DATA RECORDS:
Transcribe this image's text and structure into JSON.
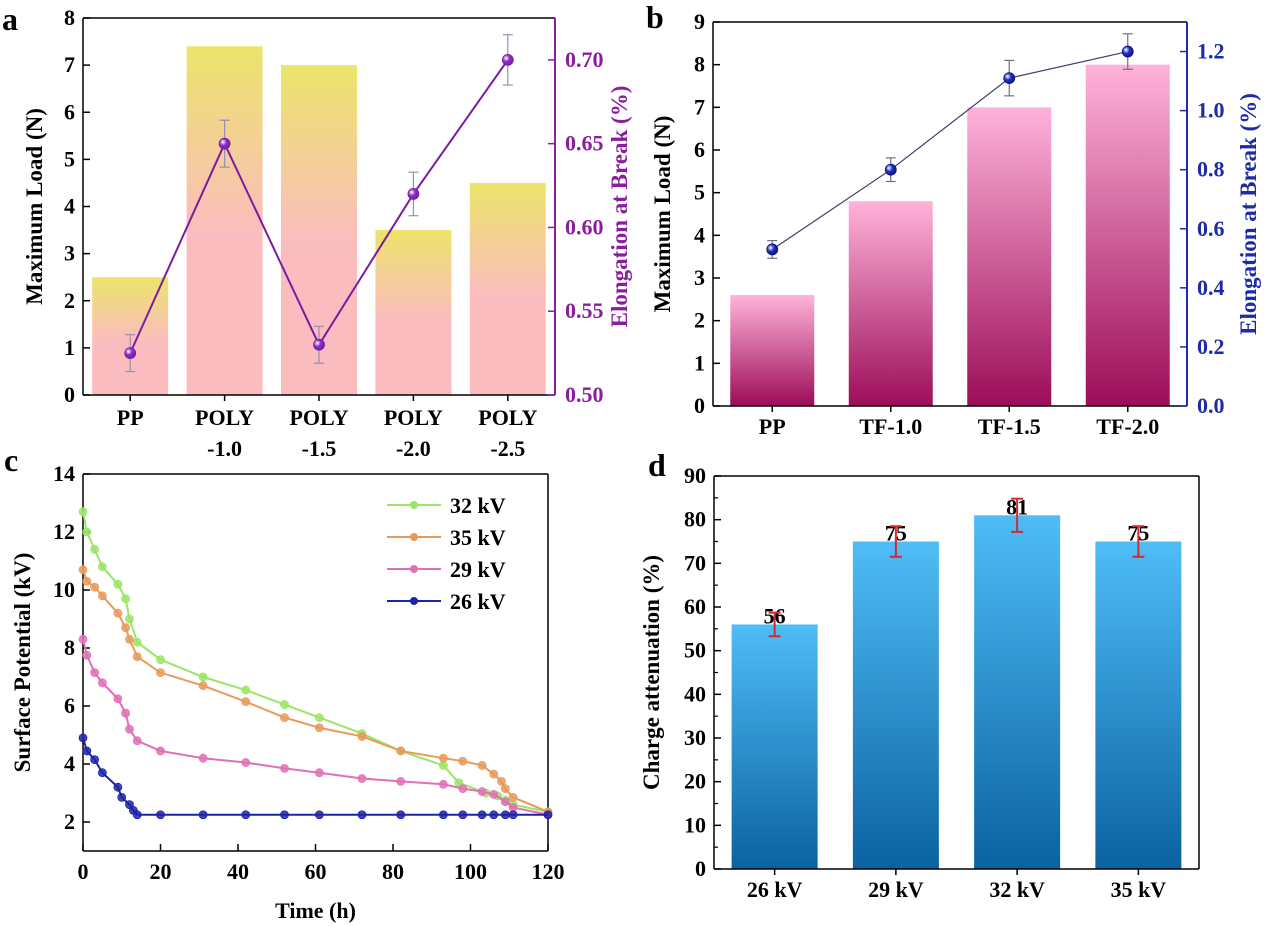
{
  "colors": {
    "a_bar_top": "#ece46a",
    "a_bar_bottom": "#fbbcc0",
    "a_line": "#7b1c9e",
    "a_marker": "#8a2dc8",
    "a_right_axis": "#8b1e9f",
    "b_bar_top": "#ffb3da",
    "b_bar_bottom": "#9c0d58",
    "b_line": "#3d3d6e",
    "b_marker": "#1f2fc9",
    "b_right_axis": "#1c2ba8",
    "c_32kV": "#9be564",
    "c_35kV": "#e99a5b",
    "c_29kV": "#e070b6",
    "c_26kV": "#1d23a8",
    "d_bar_top": "#4fbdf7",
    "d_bar_bottom": "#0b62a0",
    "d_error": "#d42a2a"
  },
  "chart_data": [
    {
      "panel": "a",
      "panel_label": "a",
      "type": "bar",
      "categories": [
        [
          "PP"
        ],
        [
          "POLY",
          "-1.0"
        ],
        [
          "POLY",
          "-1.5"
        ],
        [
          "POLY",
          "-2.0"
        ],
        [
          "POLY",
          "-2.5"
        ]
      ],
      "ylabel": "Maximum Load (N)",
      "ylim": [
        0,
        8
      ],
      "yticks": [
        "0",
        "1",
        "2",
        "3",
        "4",
        "5",
        "6",
        "7",
        "8"
      ],
      "series": [
        {
          "name": "Maximum Load",
          "values": [
            2.5,
            7.4,
            7.0,
            3.5,
            4.5
          ]
        }
      ],
      "y2label": "Elongation at Break (%)",
      "y2lim": [
        0.5,
        0.725
      ],
      "y2ticks": [
        "0.50",
        "0.55",
        "0.60",
        "0.65",
        "0.70"
      ],
      "line": {
        "name": "Elongation at Break",
        "values": [
          0.525,
          0.65,
          0.53,
          0.62,
          0.7
        ],
        "errors": [
          0.011,
          0.014,
          0.011,
          0.013,
          0.015
        ]
      }
    },
    {
      "panel": "b",
      "panel_label": "b",
      "type": "bar",
      "categories": [
        [
          "PP"
        ],
        [
          "TF-1.0"
        ],
        [
          "TF-1.5"
        ],
        [
          "TF-2.0"
        ]
      ],
      "ylabel": "Maximum Load (N)",
      "ylim": [
        0,
        9
      ],
      "yticks": [
        "0",
        "1",
        "2",
        "3",
        "4",
        "5",
        "6",
        "7",
        "8",
        "9"
      ],
      "series": [
        {
          "name": "Maximum Load",
          "values": [
            2.6,
            4.8,
            7.0,
            8.0
          ]
        }
      ],
      "y2label": "Elongation at Break (%)",
      "y2lim": [
        0,
        1.3
      ],
      "y2ticks": [
        "0.0",
        "0.2",
        "0.4",
        "0.6",
        "0.8",
        "1.0",
        "1.2"
      ],
      "line": {
        "name": "Elongation at Break",
        "values": [
          0.53,
          0.8,
          1.11,
          1.2
        ],
        "errors": [
          0.03,
          0.04,
          0.06,
          0.06
        ]
      }
    },
    {
      "panel": "c",
      "panel_label": "c",
      "type": "line",
      "xlabel": "Time (h)",
      "ylabel": "Surface Potential (kV)",
      "xlim": [
        0,
        120
      ],
      "ylim": [
        1,
        14
      ],
      "xticks": [
        "0",
        "20",
        "40",
        "60",
        "80",
        "100",
        "120"
      ],
      "yticks": [
        "2",
        "4",
        "6",
        "8",
        "10",
        "12",
        "14"
      ],
      "series": [
        {
          "name": "32 kV",
          "x": [
            0,
            1,
            3,
            5,
            9,
            11,
            12,
            14,
            20,
            31,
            42,
            52,
            61,
            72,
            82,
            93,
            97,
            104,
            107,
            109,
            111,
            120
          ],
          "y": [
            12.7,
            12.0,
            11.4,
            10.8,
            10.2,
            9.7,
            9.0,
            8.2,
            7.6,
            7.0,
            6.55,
            6.05,
            5.6,
            5.05,
            4.45,
            3.95,
            3.35,
            3.0,
            2.9,
            2.75,
            2.6,
            2.35
          ]
        },
        {
          "name": "35 kV",
          "x": [
            0,
            1,
            3,
            5,
            9,
            11,
            12,
            14,
            20,
            31,
            42,
            52,
            61,
            72,
            82,
            93,
            98,
            103,
            106,
            108,
            109,
            111,
            120
          ],
          "y": [
            10.7,
            10.3,
            10.1,
            9.8,
            9.2,
            8.7,
            8.3,
            7.7,
            7.15,
            6.7,
            6.15,
            5.6,
            5.25,
            4.95,
            4.45,
            4.2,
            4.1,
            3.95,
            3.65,
            3.4,
            3.15,
            2.85,
            2.35
          ]
        },
        {
          "name": "29 kV",
          "x": [
            0,
            1,
            3,
            5,
            9,
            11,
            12,
            14,
            20,
            31,
            42,
            52,
            61,
            72,
            82,
            93,
            98,
            103,
            106,
            109,
            111,
            120
          ],
          "y": [
            8.3,
            7.75,
            7.15,
            6.8,
            6.25,
            5.75,
            5.2,
            4.8,
            4.45,
            4.2,
            4.05,
            3.85,
            3.7,
            3.5,
            3.4,
            3.3,
            3.15,
            3.05,
            2.95,
            2.7,
            2.5,
            2.25
          ]
        },
        {
          "name": "26 kV",
          "x": [
            0,
            1,
            3,
            5,
            9,
            10,
            12,
            13,
            14,
            20,
            31,
            42,
            52,
            61,
            72,
            82,
            93,
            98,
            103,
            106,
            109,
            111,
            120
          ],
          "y": [
            4.9,
            4.45,
            4.15,
            3.7,
            3.2,
            2.85,
            2.6,
            2.4,
            2.25,
            2.25,
            2.25,
            2.25,
            2.25,
            2.25,
            2.25,
            2.25,
            2.25,
            2.25,
            2.25,
            2.25,
            2.25,
            2.25,
            2.25
          ]
        }
      ],
      "legend": "top-right"
    },
    {
      "panel": "d",
      "panel_label": "d",
      "type": "bar",
      "categories": [
        "26 kV",
        "29 kV",
        "32 kV",
        "35 kV"
      ],
      "values": [
        56,
        75,
        81,
        75
      ],
      "data_labels": [
        "56",
        "75",
        "81",
        "75"
      ],
      "errors": [
        2.7,
        3.5,
        3.8,
        3.5
      ],
      "ylabel": "Charge attenuation (%)",
      "ylim": [
        0,
        90
      ],
      "yticks": [
        "0",
        "10",
        "20",
        "30",
        "40",
        "50",
        "60",
        "70",
        "80",
        "90"
      ]
    }
  ]
}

PROBLEM STATEMENT: From the listing above, print every entry precisely and drop the pictures.

TASK RESPONSE:
Transcribe this image's text and structure into JSON.
{
  "colors": {
    "a_bar_top": "#ece46a",
    "a_bar_bottom": "#fbbcc0",
    "a_line": "#7b1c9e",
    "a_marker": "#8a2dc8",
    "a_right_axis": "#8b1e9f",
    "b_bar_top": "#ffb3da",
    "b_bar_bottom": "#9c0d58",
    "b_line": "#3d3d6e",
    "b_marker": "#1f2fc9",
    "b_right_axis": "#1c2ba8",
    "c_32kV": "#9be564",
    "c_35kV": "#e99a5b",
    "c_29kV": "#e070b6",
    "c_26kV": "#1d23a8",
    "d_bar_top": "#4fbdf7",
    "d_bar_bottom": "#0b62a0",
    "d_error": "#d42a2a"
  },
  "chart_data": [
    {
      "panel": "a",
      "panel_label": "a",
      "type": "bar",
      "categories": [
        [
          "PP"
        ],
        [
          "POLY",
          "-1.0"
        ],
        [
          "POLY",
          "-1.5"
        ],
        [
          "POLY",
          "-2.0"
        ],
        [
          "POLY",
          "-2.5"
        ]
      ],
      "ylabel": "Maximum Load (N)",
      "ylim": [
        0,
        8
      ],
      "yticks": [
        "0",
        "1",
        "2",
        "3",
        "4",
        "5",
        "6",
        "7",
        "8"
      ],
      "series": [
        {
          "name": "Maximum Load",
          "values": [
            2.5,
            7.4,
            7.0,
            3.5,
            4.5
          ]
        }
      ],
      "y2label": "Elongation at Break (%)",
      "y2lim": [
        0.5,
        0.725
      ],
      "y2ticks": [
        "0.50",
        "0.55",
        "0.60",
        "0.65",
        "0.70"
      ],
      "line": {
        "name": "Elongation at Break",
        "values": [
          0.525,
          0.65,
          0.53,
          0.62,
          0.7
        ],
        "errors": [
          0.011,
          0.014,
          0.011,
          0.013,
          0.015
        ]
      }
    },
    {
      "panel": "b",
      "panel_label": "b",
      "type": "bar",
      "categories": [
        [
          "PP"
        ],
        [
          "TF-1.0"
        ],
        [
          "TF-1.5"
        ],
        [
          "TF-2.0"
        ]
      ],
      "ylabel": "Maximum Load (N)",
      "ylim": [
        0,
        9
      ],
      "yticks": [
        "0",
        "1",
        "2",
        "3",
        "4",
        "5",
        "6",
        "7",
        "8",
        "9"
      ],
      "series": [
        {
          "name": "Maximum Load",
          "values": [
            2.6,
            4.8,
            7.0,
            8.0
          ]
        }
      ],
      "y2label": "Elongation at Break (%)",
      "y2lim": [
        0,
        1.3
      ],
      "y2ticks": [
        "0.0",
        "0.2",
        "0.4",
        "0.6",
        "0.8",
        "1.0",
        "1.2"
      ],
      "line": {
        "name": "Elongation at Break",
        "values": [
          0.53,
          0.8,
          1.11,
          1.2
        ],
        "errors": [
          0.03,
          0.04,
          0.06,
          0.06
        ]
      }
    },
    {
      "panel": "c",
      "panel_label": "c",
      "type": "line",
      "xlabel": "Time (h)",
      "ylabel": "Surface Potential (kV)",
      "xlim": [
        0,
        120
      ],
      "ylim": [
        1,
        14
      ],
      "xticks": [
        "0",
        "20",
        "40",
        "60",
        "80",
        "100",
        "120"
      ],
      "yticks": [
        "2",
        "4",
        "6",
        "8",
        "10",
        "12",
        "14"
      ],
      "series": [
        {
          "name": "32 kV",
          "x": [
            0,
            1,
            3,
            5,
            9,
            11,
            12,
            14,
            20,
            31,
            42,
            52,
            61,
            72,
            82,
            93,
            97,
            104,
            107,
            109,
            111,
            120
          ],
          "y": [
            12.7,
            12.0,
            11.4,
            10.8,
            10.2,
            9.7,
            9.0,
            8.2,
            7.6,
            7.0,
            6.55,
            6.05,
            5.6,
            5.05,
            4.45,
            3.95,
            3.35,
            3.0,
            2.9,
            2.75,
            2.6,
            2.35
          ]
        },
        {
          "name": "35 kV",
          "x": [
            0,
            1,
            3,
            5,
            9,
            11,
            12,
            14,
            20,
            31,
            42,
            52,
            61,
            72,
            82,
            93,
            98,
            103,
            106,
            108,
            109,
            111,
            120
          ],
          "y": [
            10.7,
            10.3,
            10.1,
            9.8,
            9.2,
            8.7,
            8.3,
            7.7,
            7.15,
            6.7,
            6.15,
            5.6,
            5.25,
            4.95,
            4.45,
            4.2,
            4.1,
            3.95,
            3.65,
            3.4,
            3.15,
            2.85,
            2.35
          ]
        },
        {
          "name": "29 kV",
          "x": [
            0,
            1,
            3,
            5,
            9,
            11,
            12,
            14,
            20,
            31,
            42,
            52,
            61,
            72,
            82,
            93,
            98,
            103,
            106,
            109,
            111,
            120
          ],
          "y": [
            8.3,
            7.75,
            7.15,
            6.8,
            6.25,
            5.75,
            5.2,
            4.8,
            4.45,
            4.2,
            4.05,
            3.85,
            3.7,
            3.5,
            3.4,
            3.3,
            3.15,
            3.05,
            2.95,
            2.7,
            2.5,
            2.25
          ]
        },
        {
          "name": "26 kV",
          "x": [
            0,
            1,
            3,
            5,
            9,
            10,
            12,
            13,
            14,
            20,
            31,
            42,
            52,
            61,
            72,
            82,
            93,
            98,
            103,
            106,
            109,
            111,
            120
          ],
          "y": [
            4.9,
            4.45,
            4.15,
            3.7,
            3.2,
            2.85,
            2.6,
            2.4,
            2.25,
            2.25,
            2.25,
            2.25,
            2.25,
            2.25,
            2.25,
            2.25,
            2.25,
            2.25,
            2.25,
            2.25,
            2.25,
            2.25,
            2.25
          ]
        }
      ],
      "legend": "top-right"
    },
    {
      "panel": "d",
      "panel_label": "d",
      "type": "bar",
      "categories": [
        "26 kV",
        "29 kV",
        "32 kV",
        "35 kV"
      ],
      "values": [
        56,
        75,
        81,
        75
      ],
      "data_labels": [
        "56",
        "75",
        "81",
        "75"
      ],
      "errors": [
        2.7,
        3.5,
        3.8,
        3.5
      ],
      "ylabel": "Charge attenuation (%)",
      "ylim": [
        0,
        90
      ],
      "yticks": [
        "0",
        "10",
        "20",
        "30",
        "40",
        "50",
        "60",
        "70",
        "80",
        "90"
      ]
    }
  ]
}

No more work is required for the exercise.